[Dataset entries]
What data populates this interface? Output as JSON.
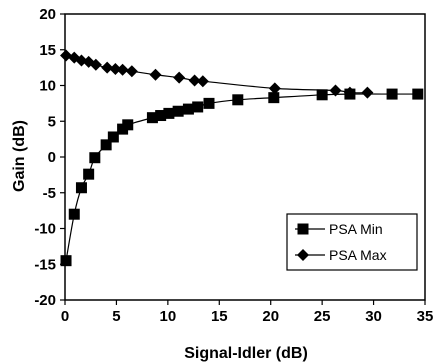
{
  "chart_data": {
    "type": "scatter",
    "title": "",
    "xlabel": "Signal-Idler (dB)",
    "ylabel": "Gain (dB)",
    "xlim": [
      0,
      35
    ],
    "ylim": [
      -20,
      20
    ],
    "xticks": [
      "0",
      "5",
      "10",
      "15",
      "20",
      "25",
      "30",
      "35"
    ],
    "yticks": [
      "-20",
      "-15",
      "-10",
      "-5",
      "0",
      "5",
      "10",
      "15",
      "20"
    ],
    "grid": false,
    "legend_position": "bottom-right",
    "series": [
      {
        "name": "PSA Min",
        "marker": "square",
        "color": "#000000",
        "points": [
          [
            0.1,
            -14.5
          ],
          [
            0.9,
            -8.0
          ],
          [
            1.6,
            -4.3
          ],
          [
            2.3,
            -2.4
          ],
          [
            2.9,
            -0.1
          ],
          [
            4.0,
            1.7
          ],
          [
            4.7,
            2.8
          ],
          [
            5.6,
            3.9
          ],
          [
            6.1,
            4.5
          ],
          [
            8.5,
            5.5
          ],
          [
            9.3,
            5.8
          ],
          [
            10.1,
            6.1
          ],
          [
            11.0,
            6.4
          ],
          [
            12.0,
            6.7
          ],
          [
            12.9,
            7.0
          ],
          [
            14.0,
            7.5
          ],
          [
            16.8,
            8.0
          ],
          [
            20.3,
            8.3
          ],
          [
            25.0,
            8.7
          ],
          [
            27.7,
            8.8
          ],
          [
            31.8,
            8.8
          ],
          [
            34.3,
            8.8
          ]
        ]
      },
      {
        "name": "PSA Max",
        "marker": "diamond",
        "color": "#000000",
        "points": [
          [
            0.1,
            14.2
          ],
          [
            0.9,
            13.9
          ],
          [
            1.6,
            13.5
          ],
          [
            2.3,
            13.3
          ],
          [
            3.0,
            12.9
          ],
          [
            4.1,
            12.5
          ],
          [
            4.9,
            12.3
          ],
          [
            5.6,
            12.2
          ],
          [
            6.5,
            12.0
          ],
          [
            8.8,
            11.5
          ],
          [
            11.1,
            11.1
          ],
          [
            12.6,
            10.7
          ],
          [
            13.4,
            10.6
          ],
          [
            20.4,
            9.6
          ],
          [
            26.3,
            9.3
          ],
          [
            27.7,
            9.0
          ],
          [
            29.4,
            9.0
          ]
        ]
      }
    ]
  }
}
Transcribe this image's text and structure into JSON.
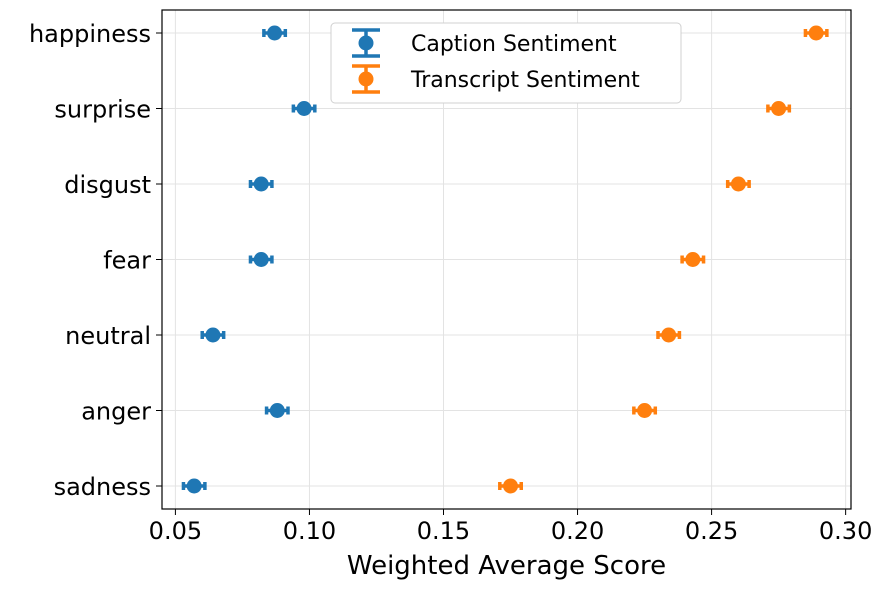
{
  "chart_data": {
    "type": "scatter",
    "orientation": "horizontal-errorbar",
    "title": "",
    "xlabel": "Weighted Average Score",
    "ylabel": "",
    "xlim": [
      0.045,
      0.302
    ],
    "xticks": [
      0.05,
      0.1,
      0.15,
      0.2,
      0.25,
      0.3
    ],
    "xtick_labels": [
      "0.05",
      "0.10",
      "0.15",
      "0.20",
      "0.25",
      "0.30"
    ],
    "categories": [
      "happiness",
      "surprise",
      "disgust",
      "fear",
      "neutral",
      "anger",
      "sadness"
    ],
    "grid": true,
    "legend_position": "top-center",
    "series": [
      {
        "name": "Caption Sentiment",
        "color": "#1f77b4",
        "values": [
          0.087,
          0.098,
          0.082,
          0.082,
          0.064,
          0.088,
          0.057
        ],
        "errors": [
          0.004,
          0.004,
          0.004,
          0.004,
          0.004,
          0.004,
          0.004
        ]
      },
      {
        "name": "Transcript Sentiment",
        "color": "#ff7f0e",
        "values": [
          0.289,
          0.275,
          0.26,
          0.243,
          0.234,
          0.225,
          0.175
        ],
        "errors": [
          0.004,
          0.004,
          0.004,
          0.004,
          0.004,
          0.004,
          0.004
        ]
      }
    ]
  }
}
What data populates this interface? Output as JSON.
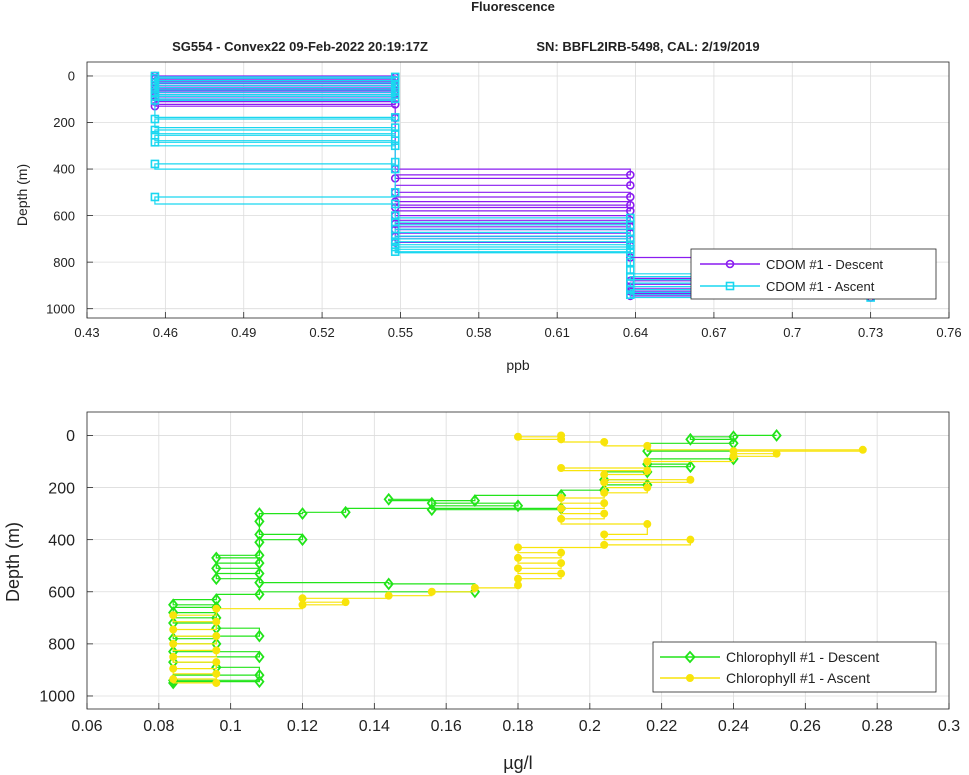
{
  "figure": {
    "title": "Fluorescence",
    "subtitle_left": "SG554 - Convex22 09-Feb-2022 20:19:17Z",
    "subtitle_right": "SN: BBFL2IRB-5498, CAL: 2/19/2019"
  },
  "chart_data": [
    {
      "type": "line",
      "xlabel": "ppb",
      "ylabel": "Depth (m)",
      "xlim": [
        0.43,
        0.76
      ],
      "ylim": [
        1040,
        -60
      ],
      "y_reversed": true,
      "grid": true,
      "legend_position": "lower-right",
      "xticks": [
        "0.43",
        "0.46",
        "0.49",
        "0.52",
        "0.55",
        "0.58",
        "0.61",
        "0.64",
        "0.67",
        "0.7",
        "0.73",
        "0.76"
      ],
      "yticks": [
        "0",
        "200",
        "400",
        "600",
        "800",
        "1000"
      ],
      "series": [
        {
          "name": "CDOM #1 - Descent",
          "color": "#8a1cf0",
          "marker": "circle",
          "points": [
            [
              0.456,
              0
            ],
            [
              0.548,
              5
            ],
            [
              0.456,
              12
            ],
            [
              0.548,
              18
            ],
            [
              0.456,
              25
            ],
            [
              0.548,
              32
            ],
            [
              0.456,
              40
            ],
            [
              0.548,
              48
            ],
            [
              0.456,
              56
            ],
            [
              0.548,
              64
            ],
            [
              0.456,
              72
            ],
            [
              0.548,
              80
            ],
            [
              0.456,
              90
            ],
            [
              0.548,
              100
            ],
            [
              0.456,
              110
            ],
            [
              0.548,
              122
            ],
            [
              0.456,
              130
            ],
            [
              0.548,
              180
            ],
            [
              0.548,
              400
            ],
            [
              0.638,
              425
            ],
            [
              0.548,
              440
            ],
            [
              0.638,
              470
            ],
            [
              0.548,
              500
            ],
            [
              0.638,
              520
            ],
            [
              0.548,
              540
            ],
            [
              0.638,
              555
            ],
            [
              0.548,
              565
            ],
            [
              0.638,
              580
            ],
            [
              0.548,
              600
            ],
            [
              0.638,
              620
            ],
            [
              0.548,
              635
            ],
            [
              0.638,
              648
            ],
            [
              0.548,
              660
            ],
            [
              0.638,
              675
            ],
            [
              0.548,
              690
            ],
            [
              0.638,
              700
            ],
            [
              0.548,
              715
            ],
            [
              0.638,
              730
            ],
            [
              0.638,
              780
            ],
            [
              0.73,
              870
            ],
            [
              0.638,
              880
            ],
            [
              0.73,
              895
            ],
            [
              0.638,
              905
            ],
            [
              0.73,
              915
            ],
            [
              0.638,
              925
            ],
            [
              0.73,
              935
            ],
            [
              0.638,
              945
            ],
            [
              0.73,
              952
            ]
          ]
        },
        {
          "name": "CDOM #1 - Ascent",
          "color": "#1ad7f0",
          "marker": "square",
          "points": [
            [
              0.73,
              952
            ],
            [
              0.638,
              940
            ],
            [
              0.73,
              930
            ],
            [
              0.638,
              918
            ],
            [
              0.73,
              905
            ],
            [
              0.638,
              890
            ],
            [
              0.73,
              875
            ],
            [
              0.638,
              862
            ],
            [
              0.73,
              850
            ],
            [
              0.638,
              835
            ],
            [
              0.638,
              800
            ],
            [
              0.638,
              760
            ],
            [
              0.548,
              755
            ],
            [
              0.638,
              745
            ],
            [
              0.548,
              735
            ],
            [
              0.638,
              725
            ],
            [
              0.548,
              712
            ],
            [
              0.638,
              700
            ],
            [
              0.548,
              688
            ],
            [
              0.638,
              672
            ],
            [
              0.548,
              658
            ],
            [
              0.638,
              640
            ],
            [
              0.548,
              628
            ],
            [
              0.638,
              610
            ],
            [
              0.548,
              600
            ],
            [
              0.548,
              550
            ],
            [
              0.456,
              520
            ],
            [
              0.548,
              500
            ],
            [
              0.548,
              400
            ],
            [
              0.456,
              378
            ],
            [
              0.548,
              370
            ],
            [
              0.548,
              300
            ],
            [
              0.456,
              285
            ],
            [
              0.548,
              278
            ],
            [
              0.456,
              255
            ],
            [
              0.548,
              248
            ],
            [
              0.456,
              232
            ],
            [
              0.548,
              222
            ],
            [
              0.456,
              185
            ],
            [
              0.548,
              178
            ],
            [
              0.456,
              105
            ],
            [
              0.548,
              98
            ],
            [
              0.456,
              88
            ],
            [
              0.548,
              80
            ],
            [
              0.456,
              70
            ],
            [
              0.548,
              60
            ],
            [
              0.456,
              50
            ],
            [
              0.548,
              40
            ],
            [
              0.456,
              30
            ],
            [
              0.548,
              20
            ],
            [
              0.456,
              10
            ],
            [
              0.548,
              4
            ],
            [
              0.456,
              0
            ]
          ]
        }
      ]
    },
    {
      "type": "line",
      "xlabel": "µg/l",
      "ylabel": "Depth (m)",
      "xlim": [
        0.06,
        0.3
      ],
      "ylim": [
        1050,
        -90
      ],
      "y_reversed": true,
      "grid": true,
      "legend_position": "lower-right",
      "xticks": [
        "0.06",
        "0.08",
        "0.1",
        "0.12",
        "0.14",
        "0.16",
        "0.18",
        "0.2",
        "0.22",
        "0.24",
        "0.26",
        "0.28",
        "0.3"
      ],
      "yticks": [
        "0",
        "200",
        "400",
        "600",
        "800",
        "1000"
      ],
      "series": [
        {
          "name": "Chlorophyll #1 - Descent",
          "color": "#22e41a",
          "marker": "diamond",
          "points": [
            [
              0.252,
              0
            ],
            [
              0.24,
              5
            ],
            [
              0.228,
              15
            ],
            [
              0.24,
              30
            ],
            [
              0.216,
              60
            ],
            [
              0.24,
              90
            ],
            [
              0.216,
              110
            ],
            [
              0.228,
              120
            ],
            [
              0.216,
              140
            ],
            [
              0.204,
              170
            ],
            [
              0.216,
              190
            ],
            [
              0.204,
              210
            ],
            [
              0.192,
              230
            ],
            [
              0.168,
              250
            ],
            [
              0.144,
              245
            ],
            [
              0.156,
              260
            ],
            [
              0.18,
              270
            ],
            [
              0.156,
              285
            ],
            [
              0.192,
              280
            ],
            [
              0.132,
              295
            ],
            [
              0.12,
              300
            ],
            [
              0.108,
              300
            ],
            [
              0.108,
              330
            ],
            [
              0.108,
              380
            ],
            [
              0.12,
              400
            ],
            [
              0.108,
              410
            ],
            [
              0.108,
              460
            ],
            [
              0.096,
              470
            ],
            [
              0.108,
              490
            ],
            [
              0.096,
              510
            ],
            [
              0.108,
              530
            ],
            [
              0.096,
              550
            ],
            [
              0.108,
              565
            ],
            [
              0.144,
              570
            ],
            [
              0.168,
              600
            ],
            [
              0.108,
              610
            ],
            [
              0.096,
              630
            ],
            [
              0.084,
              650
            ],
            [
              0.096,
              660
            ],
            [
              0.084,
              680
            ],
            [
              0.096,
              700
            ],
            [
              0.084,
              720
            ],
            [
              0.096,
              740
            ],
            [
              0.108,
              770
            ],
            [
              0.084,
              780
            ],
            [
              0.096,
              800
            ],
            [
              0.084,
              830
            ],
            [
              0.108,
              850
            ],
            [
              0.084,
              870
            ],
            [
              0.096,
              890
            ],
            [
              0.108,
              920
            ],
            [
              0.084,
              940
            ],
            [
              0.108,
              945
            ],
            [
              0.084,
              950
            ]
          ]
        },
        {
          "name": "Chlorophyll #1 - Ascent",
          "color": "#f8e40a",
          "marker": "circle",
          "points": [
            [
              0.096,
              950
            ],
            [
              0.084,
              935
            ],
            [
              0.096,
              915
            ],
            [
              0.084,
              895
            ],
            [
              0.096,
              870
            ],
            [
              0.084,
              850
            ],
            [
              0.096,
              825
            ],
            [
              0.084,
              800
            ],
            [
              0.096,
              770
            ],
            [
              0.084,
              745
            ],
            [
              0.096,
              715
            ],
            [
              0.084,
              690
            ],
            [
              0.096,
              665
            ],
            [
              0.12,
              650
            ],
            [
              0.132,
              640
            ],
            [
              0.12,
              625
            ],
            [
              0.144,
              615
            ],
            [
              0.156,
              600
            ],
            [
              0.168,
              585
            ],
            [
              0.18,
              575
            ],
            [
              0.18,
              550
            ],
            [
              0.192,
              530
            ],
            [
              0.18,
              510
            ],
            [
              0.192,
              490
            ],
            [
              0.18,
              470
            ],
            [
              0.192,
              450
            ],
            [
              0.18,
              430
            ],
            [
              0.204,
              420
            ],
            [
              0.228,
              400
            ],
            [
              0.204,
              380
            ],
            [
              0.216,
              340
            ],
            [
              0.192,
              320
            ],
            [
              0.204,
              300
            ],
            [
              0.192,
              280
            ],
            [
              0.204,
              260
            ],
            [
              0.192,
              240
            ],
            [
              0.204,
              220
            ],
            [
              0.216,
              200
            ],
            [
              0.204,
              180
            ],
            [
              0.228,
              170
            ],
            [
              0.204,
              150
            ],
            [
              0.216,
              135
            ],
            [
              0.192,
              125
            ],
            [
              0.216,
              100
            ],
            [
              0.24,
              80
            ],
            [
              0.252,
              70
            ],
            [
              0.24,
              60
            ],
            [
              0.276,
              55
            ],
            [
              0.216,
              40
            ],
            [
              0.204,
              25
            ],
            [
              0.192,
              15
            ],
            [
              0.18,
              5
            ],
            [
              0.192,
              0
            ]
          ]
        }
      ]
    }
  ]
}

GIVEN REQUEST
Show all lines in the entries above where the string "color" appears.

OUTPUT BELOW
        "color": "#000000",
        "color": "#000000",
        "color": "#1f77b4",
        "color": "#ff7f0e",
          "color": "#8a1cf0",
          "color": "#1ad7f0",
          "color": "#22e41a",
          "color": "#f8e40a",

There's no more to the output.